Objective.
Give all of the lines again exactly as they read.

A run of records.

+-------+

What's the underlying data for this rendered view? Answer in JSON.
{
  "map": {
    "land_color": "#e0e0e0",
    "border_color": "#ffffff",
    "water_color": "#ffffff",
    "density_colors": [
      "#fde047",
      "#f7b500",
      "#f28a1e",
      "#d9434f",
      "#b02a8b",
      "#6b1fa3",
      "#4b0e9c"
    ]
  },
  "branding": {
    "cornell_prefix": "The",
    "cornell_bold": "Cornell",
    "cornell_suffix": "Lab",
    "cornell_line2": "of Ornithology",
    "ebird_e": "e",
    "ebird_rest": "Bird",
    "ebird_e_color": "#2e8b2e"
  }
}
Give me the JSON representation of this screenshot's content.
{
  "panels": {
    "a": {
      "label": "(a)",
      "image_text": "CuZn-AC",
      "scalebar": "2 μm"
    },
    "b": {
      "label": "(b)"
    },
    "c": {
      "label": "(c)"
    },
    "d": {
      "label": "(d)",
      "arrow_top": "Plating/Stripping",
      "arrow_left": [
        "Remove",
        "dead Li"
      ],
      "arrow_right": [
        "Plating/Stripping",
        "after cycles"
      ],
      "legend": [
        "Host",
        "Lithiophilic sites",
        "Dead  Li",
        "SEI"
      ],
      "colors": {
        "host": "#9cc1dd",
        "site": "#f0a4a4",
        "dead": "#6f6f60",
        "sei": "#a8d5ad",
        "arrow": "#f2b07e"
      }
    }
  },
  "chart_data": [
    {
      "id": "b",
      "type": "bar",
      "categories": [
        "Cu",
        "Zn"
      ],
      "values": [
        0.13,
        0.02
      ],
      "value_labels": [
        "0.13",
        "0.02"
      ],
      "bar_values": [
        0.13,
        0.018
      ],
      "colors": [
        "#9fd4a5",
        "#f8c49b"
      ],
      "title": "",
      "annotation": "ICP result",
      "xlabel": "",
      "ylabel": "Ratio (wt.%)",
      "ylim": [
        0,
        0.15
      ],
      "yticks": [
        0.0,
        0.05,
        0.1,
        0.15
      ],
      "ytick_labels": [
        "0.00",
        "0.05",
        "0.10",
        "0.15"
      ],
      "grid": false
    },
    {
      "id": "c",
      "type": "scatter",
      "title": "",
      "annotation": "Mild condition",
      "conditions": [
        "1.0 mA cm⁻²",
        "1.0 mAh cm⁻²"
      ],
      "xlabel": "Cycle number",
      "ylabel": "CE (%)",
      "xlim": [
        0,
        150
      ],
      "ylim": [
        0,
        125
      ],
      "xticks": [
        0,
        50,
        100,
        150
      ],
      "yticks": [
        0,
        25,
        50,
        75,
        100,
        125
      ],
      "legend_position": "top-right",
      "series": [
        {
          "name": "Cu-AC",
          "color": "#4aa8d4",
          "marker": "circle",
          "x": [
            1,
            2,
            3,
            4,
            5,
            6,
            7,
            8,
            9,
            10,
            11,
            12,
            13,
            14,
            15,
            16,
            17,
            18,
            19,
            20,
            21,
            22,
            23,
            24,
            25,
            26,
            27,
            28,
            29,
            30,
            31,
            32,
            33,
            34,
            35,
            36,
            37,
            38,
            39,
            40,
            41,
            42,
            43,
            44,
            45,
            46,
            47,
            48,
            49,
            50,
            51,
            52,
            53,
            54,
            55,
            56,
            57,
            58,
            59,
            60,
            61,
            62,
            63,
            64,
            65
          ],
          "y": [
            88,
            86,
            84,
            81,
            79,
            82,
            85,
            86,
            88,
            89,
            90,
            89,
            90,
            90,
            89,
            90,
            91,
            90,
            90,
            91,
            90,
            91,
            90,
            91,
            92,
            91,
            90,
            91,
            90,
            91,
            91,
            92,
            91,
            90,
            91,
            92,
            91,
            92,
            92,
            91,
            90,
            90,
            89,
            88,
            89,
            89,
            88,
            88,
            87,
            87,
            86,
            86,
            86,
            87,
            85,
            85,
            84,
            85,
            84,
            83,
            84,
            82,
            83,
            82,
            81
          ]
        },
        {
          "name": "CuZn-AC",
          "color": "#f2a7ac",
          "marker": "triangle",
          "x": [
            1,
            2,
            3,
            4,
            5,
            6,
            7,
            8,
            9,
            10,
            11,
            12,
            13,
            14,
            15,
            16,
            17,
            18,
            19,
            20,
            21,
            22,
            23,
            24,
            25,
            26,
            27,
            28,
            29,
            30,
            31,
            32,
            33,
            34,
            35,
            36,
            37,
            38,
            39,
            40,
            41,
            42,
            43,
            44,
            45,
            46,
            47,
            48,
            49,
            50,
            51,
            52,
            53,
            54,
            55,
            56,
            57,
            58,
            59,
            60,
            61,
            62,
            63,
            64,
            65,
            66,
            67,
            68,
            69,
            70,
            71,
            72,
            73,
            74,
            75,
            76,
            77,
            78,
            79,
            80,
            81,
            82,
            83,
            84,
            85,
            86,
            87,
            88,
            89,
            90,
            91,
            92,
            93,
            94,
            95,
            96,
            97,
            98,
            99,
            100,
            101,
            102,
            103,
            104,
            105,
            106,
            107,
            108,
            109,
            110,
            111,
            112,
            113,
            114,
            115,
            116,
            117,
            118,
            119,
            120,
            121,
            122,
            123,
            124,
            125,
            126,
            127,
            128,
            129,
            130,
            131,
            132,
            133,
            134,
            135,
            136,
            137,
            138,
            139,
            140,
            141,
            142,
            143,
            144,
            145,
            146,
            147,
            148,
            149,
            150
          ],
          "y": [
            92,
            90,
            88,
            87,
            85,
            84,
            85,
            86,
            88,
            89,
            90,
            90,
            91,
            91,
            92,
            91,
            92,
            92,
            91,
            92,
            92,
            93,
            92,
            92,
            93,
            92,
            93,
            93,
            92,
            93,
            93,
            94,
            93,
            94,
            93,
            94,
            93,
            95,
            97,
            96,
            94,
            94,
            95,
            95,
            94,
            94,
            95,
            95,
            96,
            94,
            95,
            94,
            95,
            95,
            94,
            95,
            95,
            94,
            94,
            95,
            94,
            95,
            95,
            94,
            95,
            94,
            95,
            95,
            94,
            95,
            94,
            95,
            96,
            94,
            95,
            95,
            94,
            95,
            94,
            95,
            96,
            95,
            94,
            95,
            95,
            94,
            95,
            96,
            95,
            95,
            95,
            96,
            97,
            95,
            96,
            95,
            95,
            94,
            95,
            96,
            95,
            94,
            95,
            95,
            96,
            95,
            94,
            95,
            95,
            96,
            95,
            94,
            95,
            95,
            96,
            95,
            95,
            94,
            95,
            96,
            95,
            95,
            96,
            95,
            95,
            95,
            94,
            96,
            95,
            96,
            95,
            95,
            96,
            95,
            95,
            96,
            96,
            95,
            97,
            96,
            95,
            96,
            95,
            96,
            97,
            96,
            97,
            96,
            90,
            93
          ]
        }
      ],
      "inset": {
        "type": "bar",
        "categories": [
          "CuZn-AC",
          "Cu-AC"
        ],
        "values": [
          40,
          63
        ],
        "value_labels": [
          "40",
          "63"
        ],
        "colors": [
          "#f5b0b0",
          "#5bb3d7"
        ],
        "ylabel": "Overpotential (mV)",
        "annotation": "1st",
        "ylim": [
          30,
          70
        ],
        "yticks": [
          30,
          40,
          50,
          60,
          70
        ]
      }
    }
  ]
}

+-------+

Written solution.
What's the underlying data for this rendered view? Answer in JSON.
{
  "map": {
    "land_color": "#e0e0e0",
    "border_color": "#ffffff",
    "water_color": "#ffffff",
    "density_colors": [
      "#fde047",
      "#f7b500",
      "#f28a1e",
      "#d9434f",
      "#b02a8b",
      "#6b1fa3",
      "#4b0e9c"
    ]
  },
  "branding": {
    "cornell_prefix": "The",
    "cornell_bold": "Cornell",
    "cornell_suffix": "Lab",
    "cornell_line2": "of Ornithology",
    "ebird_e": "e",
    "ebird_rest": "Bird",
    "ebird_e_color": "#2e8b2e"
  }
}
Give me the JSON representation of this screenshot's content.
{
  "panels": {
    "a": {
      "label": "(a)",
      "image_text": "CuZn-AC",
      "scalebar": "2 μm"
    },
    "b": {
      "label": "(b)"
    },
    "c": {
      "label": "(c)"
    },
    "d": {
      "label": "(d)",
      "arrow_top": "Plating/Stripping",
      "arrow_left": [
        "Remove",
        "dead Li"
      ],
      "arrow_right": [
        "Plating/Stripping",
        "after cycles"
      ],
      "legend": [
        "Host",
        "Lithiophilic sites",
        "Dead  Li",
        "SEI"
      ],
      "colors": {
        "host": "#9cc1dd",
        "site": "#f0a4a4",
        "dead": "#6f6f60",
        "sei": "#a8d5ad",
        "arrow": "#f2b07e"
      }
    }
  },
  "chart_data": [
    {
      "id": "b",
      "type": "bar",
      "categories": [
        "Cu",
        "Zn"
      ],
      "values": [
        0.13,
        0.02
      ],
      "value_labels": [
        "0.13",
        "0.02"
      ],
      "bar_values": [
        0.13,
        0.018
      ],
      "colors": [
        "#9fd4a5",
        "#f8c49b"
      ],
      "title": "",
      "annotation": "ICP result",
      "xlabel": "",
      "ylabel": "Ratio (wt.%)",
      "ylim": [
        0,
        0.15
      ],
      "yticks": [
        0.0,
        0.05,
        0.1,
        0.15
      ],
      "ytick_labels": [
        "0.00",
        "0.05",
        "0.10",
        "0.15"
      ],
      "grid": false
    },
    {
      "id": "c",
      "type": "scatter",
      "title": "",
      "annotation": "Mild condition",
      "conditions": [
        "1.0 mA cm⁻²",
        "1.0 mAh cm⁻²"
      ],
      "xlabel": "Cycle number",
      "ylabel": "CE (%)",
      "xlim": [
        0,
        150
      ],
      "ylim": [
        0,
        125
      ],
      "xticks": [
        0,
        50,
        100,
        150
      ],
      "yticks": [
        0,
        25,
        50,
        75,
        100,
        125
      ],
      "legend_position": "top-right",
      "series": [
        {
          "name": "Cu-AC",
          "color": "#4aa8d4",
          "marker": "circle",
          "x": [
            1,
            2,
            3,
            4,
            5,
            6,
            7,
            8,
            9,
            10,
            11,
            12,
            13,
            14,
            15,
            16,
            17,
            18,
            19,
            20,
            21,
            22,
            23,
            24,
            25,
            26,
            27,
            28,
            29,
            30,
            31,
            32,
            33,
            34,
            35,
            36,
            37,
            38,
            39,
            40,
            41,
            42,
            43,
            44,
            45,
            46,
            47,
            48,
            49,
            50,
            51,
            52,
            53,
            54,
            55,
            56,
            57,
            58,
            59,
            60,
            61,
            62,
            63,
            64,
            65
          ],
          "y": [
            88,
            86,
            84,
            81,
            79,
            82,
            85,
            86,
            88,
            89,
            90,
            89,
            90,
            90,
            89,
            90,
            91,
            90,
            90,
            91,
            90,
            91,
            90,
            91,
            92,
            91,
            90,
            91,
            90,
            91,
            91,
            92,
            91,
            90,
            91,
            92,
            91,
            92,
            92,
            91,
            90,
            90,
            89,
            88,
            89,
            89,
            88,
            88,
            87,
            87,
            86,
            86,
            86,
            87,
            85,
            85,
            84,
            85,
            84,
            83,
            84,
            82,
            83,
            82,
            81
          ]
        },
        {
          "name": "CuZn-AC",
          "color": "#f2a7ac",
          "marker": "triangle",
          "x": [
            1,
            2,
            3,
            4,
            5,
            6,
            7,
            8,
            9,
            10,
            11,
            12,
            13,
            14,
            15,
            16,
            17,
            18,
            19,
            20,
            21,
            22,
            23,
            24,
            25,
            26,
            27,
            28,
            29,
            30,
            31,
            32,
            33,
            34,
            35,
            36,
            37,
            38,
            39,
            40,
            41,
            42,
            43,
            44,
            45,
            46,
            47,
            48,
            49,
            50,
            51,
            52,
            53,
            54,
            55,
            56,
            57,
            58,
            59,
            60,
            61,
            62,
            63,
            64,
            65,
            66,
            67,
            68,
            69,
            70,
            71,
            72,
            73,
            74,
            75,
            76,
            77,
            78,
            79,
            80,
            81,
            82,
            83,
            84,
            85,
            86,
            87,
            88,
            89,
            90,
            91,
            92,
            93,
            94,
            95,
            96,
            97,
            98,
            99,
            100,
            101,
            102,
            103,
            104,
            105,
            106,
            107,
            108,
            109,
            110,
            111,
            112,
            113,
            114,
            115,
            116,
            117,
            118,
            119,
            120,
            121,
            122,
            123,
            124,
            125,
            126,
            127,
            128,
            129,
            130,
            131,
            132,
            133,
            134,
            135,
            136,
            137,
            138,
            139,
            140,
            141,
            142,
            143,
            144,
            145,
            146,
            147,
            148,
            149,
            150
          ],
          "y": [
            92,
            90,
            88,
            87,
            85,
            84,
            85,
            86,
            88,
            89,
            90,
            90,
            91,
            91,
            92,
            91,
            92,
            92,
            91,
            92,
            92,
            93,
            92,
            92,
            93,
            92,
            93,
            93,
            92,
            93,
            93,
            94,
            93,
            94,
            93,
            94,
            93,
            95,
            97,
            96,
            94,
            94,
            95,
            95,
            94,
            94,
            95,
            95,
            96,
            94,
            95,
            94,
            95,
            95,
            94,
            95,
            95,
            94,
            94,
            95,
            94,
            95,
            95,
            94,
            95,
            94,
            95,
            95,
            94,
            95,
            94,
            95,
            96,
            94,
            95,
            95,
            94,
            95,
            94,
            95,
            96,
            95,
            94,
            95,
            95,
            94,
            95,
            96,
            95,
            95,
            95,
            96,
            97,
            95,
            96,
            95,
            95,
            94,
            95,
            96,
            95,
            94,
            95,
            95,
            96,
            95,
            94,
            95,
            95,
            96,
            95,
            94,
            95,
            95,
            96,
            95,
            95,
            94,
            95,
            96,
            95,
            95,
            96,
            95,
            95,
            95,
            94,
            96,
            95,
            96,
            95,
            95,
            96,
            95,
            95,
            96,
            96,
            95,
            97,
            96,
            95,
            96,
            95,
            96,
            97,
            96,
            97,
            96,
            90,
            93
          ]
        }
      ],
      "inset": {
        "type": "bar",
        "categories": [
          "CuZn-AC",
          "Cu-AC"
        ],
        "values": [
          40,
          63
        ],
        "value_labels": [
          "40",
          "63"
        ],
        "colors": [
          "#f5b0b0",
          "#5bb3d7"
        ],
        "ylabel": "Overpotential (mV)",
        "annotation": "1st",
        "ylim": [
          30,
          70
        ],
        "yticks": [
          30,
          40,
          50,
          60,
          70
        ]
      }
    }
  ]
}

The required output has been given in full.